>> START ROWS
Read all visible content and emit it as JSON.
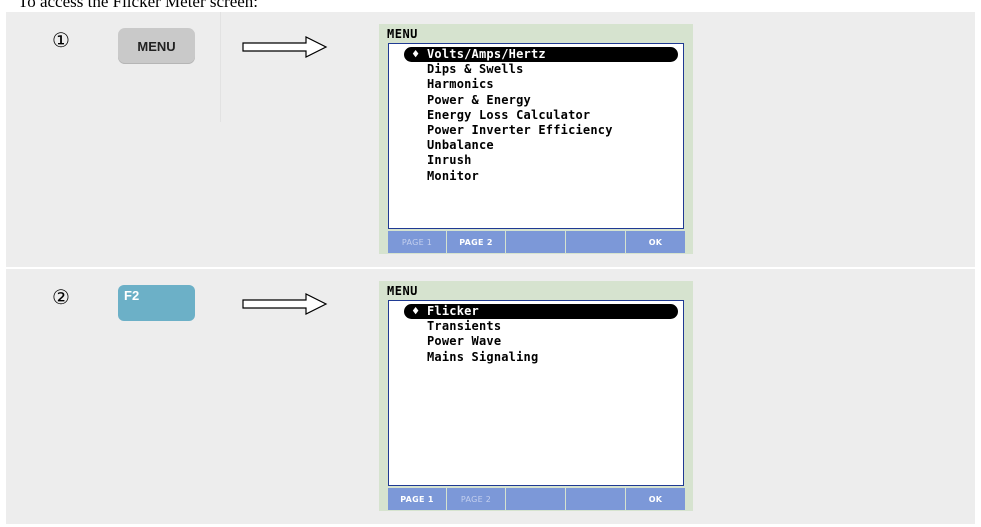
{
  "intro_text": "To access the Flicker Meter screen:",
  "steps": [
    {
      "number": "①",
      "key_label": "MENU",
      "screen": {
        "title": "MENU",
        "selected_icon": "up-down-arrow-icon",
        "items": [
          "Volts/Amps/Hertz",
          "Dips & Swells",
          "Harmonics",
          "Power & Energy",
          "Energy Loss Calculator",
          "Power Inverter Efficiency",
          "Unbalance",
          "Inrush",
          "Monitor"
        ],
        "softkeys": [
          "PAGE 1",
          "PAGE 2",
          "",
          "",
          "OK"
        ]
      }
    },
    {
      "number": "②",
      "key_label": "F2",
      "screen": {
        "title": "MENU",
        "selected_icon": "up-down-arrow-icon",
        "items": [
          "Flicker",
          "Transients",
          "Power Wave",
          "Mains Signaling"
        ],
        "softkeys": [
          "PAGE 1",
          "PAGE 2",
          "",
          "",
          "OK"
        ]
      }
    }
  ],
  "colors": {
    "panel_bg": "#ededed",
    "screen_bg": "#d6e3cf",
    "softkey_bg": "#7c98d8",
    "f2_key": "#6cb0c7",
    "menu_key": "#c9c9c9"
  }
}
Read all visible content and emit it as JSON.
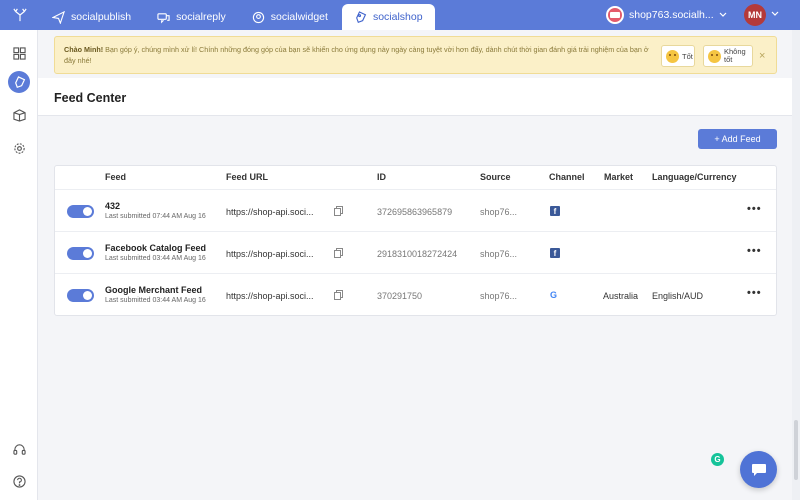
{
  "topbar": {
    "tabs": [
      {
        "label": "socialpublish",
        "icon": "paper-plane-icon"
      },
      {
        "label": "socialreply",
        "icon": "chat-bubbles-icon"
      },
      {
        "label": "socialwidget",
        "icon": "widget-pin-icon"
      },
      {
        "label": "socialshop",
        "icon": "tag-icon",
        "active": true
      }
    ],
    "shop_name": "shop763.socialh...",
    "avatar_initials": "MN"
  },
  "notice": {
    "greeting": "Chào Minh!",
    "message": " Bạn góp ý, chúng mình xử lí! Chính những đóng góp của bạn sẽ khiến cho ứng dụng này ngày càng tuyệt vời hơn đấy, dành chút thời gian đánh giá trải nghiệm của bạn ở đây nhé!",
    "good_label": "Tốt",
    "bad_label": "Không tốt",
    "close": "×"
  },
  "page": {
    "title": "Feed Center",
    "add_button": "+ Add Feed"
  },
  "table": {
    "headers": {
      "feed": "Feed",
      "feed_url": "Feed URL",
      "id": "ID",
      "source": "Source",
      "channel": "Channel",
      "market": "Market",
      "language": "Language/Currency"
    },
    "rows": [
      {
        "name": "432",
        "submitted": "Last submitted 07:44 AM Aug 16",
        "url": "https://shop-api.soci...",
        "id": "372695863965879",
        "source": "shop76...",
        "channel": "facebook",
        "market": "",
        "language": ""
      },
      {
        "name": "Facebook Catalog Feed",
        "submitted": "Last submitted 03:44 AM Aug 16",
        "url": "https://shop-api.soci...",
        "id": "2918310018272424",
        "source": "shop76...",
        "channel": "facebook",
        "market": "",
        "language": ""
      },
      {
        "name": "Google Merchant Feed",
        "submitted": "Last submitted 03:44 AM Aug 16",
        "url": "https://shop-api.soci...",
        "id": "370291750",
        "source": "shop76...",
        "channel": "google",
        "market": "Australia",
        "language": "English/AUD"
      }
    ],
    "more_label": "•••",
    "fb_glyph": "f",
    "google_glyph": "G"
  },
  "floating": {
    "grammarly_glyph": "G"
  },
  "colors": {
    "brand": "#5b7bd8",
    "notice_bg": "#fbf0c8"
  }
}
>> END ROWS
§ GOAL:
Your task is to repeat the data above exactly while excluding the pictures.

§ WRITTEN ANSWER:
Read all visible content and emit it as JSON.
{
  "intro_text": "To access the Flicker Meter screen:",
  "steps": [
    {
      "number": "①",
      "key_label": "MENU",
      "screen": {
        "title": "MENU",
        "selected_icon": "up-down-arrow-icon",
        "items": [
          "Volts/Amps/Hertz",
          "Dips & Swells",
          "Harmonics",
          "Power & Energy",
          "Energy Loss Calculator",
          "Power Inverter Efficiency",
          "Unbalance",
          "Inrush",
          "Monitor"
        ],
        "softkeys": [
          "PAGE 1",
          "PAGE 2",
          "",
          "",
          "OK"
        ]
      }
    },
    {
      "number": "②",
      "key_label": "F2",
      "screen": {
        "title": "MENU",
        "selected_icon": "up-down-arrow-icon",
        "items": [
          "Flicker",
          "Transients",
          "Power Wave",
          "Mains Signaling"
        ],
        "softkeys": [
          "PAGE 1",
          "PAGE 2",
          "",
          "",
          "OK"
        ]
      }
    }
  ],
  "colors": {
    "panel_bg": "#ededed",
    "screen_bg": "#d6e3cf",
    "softkey_bg": "#7c98d8",
    "f2_key": "#6cb0c7",
    "menu_key": "#c9c9c9"
  }
}
Read all visible content and emit it as JSON.
{
  "topbar": {
    "tabs": [
      {
        "label": "socialpublish",
        "icon": "paper-plane-icon"
      },
      {
        "label": "socialreply",
        "icon": "chat-bubbles-icon"
      },
      {
        "label": "socialwidget",
        "icon": "widget-pin-icon"
      },
      {
        "label": "socialshop",
        "icon": "tag-icon",
        "active": true
      }
    ],
    "shop_name": "shop763.socialh...",
    "avatar_initials": "MN"
  },
  "notice": {
    "greeting": "Chào Minh!",
    "message": " Bạn góp ý, chúng mình xử lí! Chính những đóng góp của bạn sẽ khiến cho ứng dụng này ngày càng tuyệt vời hơn đấy, dành chút thời gian đánh giá trải nghiệm của bạn ở đây nhé!",
    "good_label": "Tốt",
    "bad_label": "Không tốt",
    "close": "×"
  },
  "page": {
    "title": "Feed Center",
    "add_button": "+ Add Feed"
  },
  "table": {
    "headers": {
      "feed": "Feed",
      "feed_url": "Feed URL",
      "id": "ID",
      "source": "Source",
      "channel": "Channel",
      "market": "Market",
      "language": "Language/Currency"
    },
    "rows": [
      {
        "name": "432",
        "submitted": "Last submitted 07:44 AM Aug 16",
        "url": "https://shop-api.soci...",
        "id": "372695863965879",
        "source": "shop76...",
        "channel": "facebook",
        "market": "",
        "language": ""
      },
      {
        "name": "Facebook Catalog Feed",
        "submitted": "Last submitted 03:44 AM Aug 16",
        "url": "https://shop-api.soci...",
        "id": "2918310018272424",
        "source": "shop76...",
        "channel": "facebook",
        "market": "",
        "language": ""
      },
      {
        "name": "Google Merchant Feed",
        "submitted": "Last submitted 03:44 AM Aug 16",
        "url": "https://shop-api.soci...",
        "id": "370291750",
        "source": "shop76...",
        "channel": "google",
        "market": "Australia",
        "language": "English/AUD"
      }
    ],
    "more_label": "•••",
    "fb_glyph": "f",
    "google_glyph": "G"
  },
  "floating": {
    "grammarly_glyph": "G"
  },
  "colors": {
    "brand": "#5b7bd8",
    "notice_bg": "#fbf0c8"
  }
}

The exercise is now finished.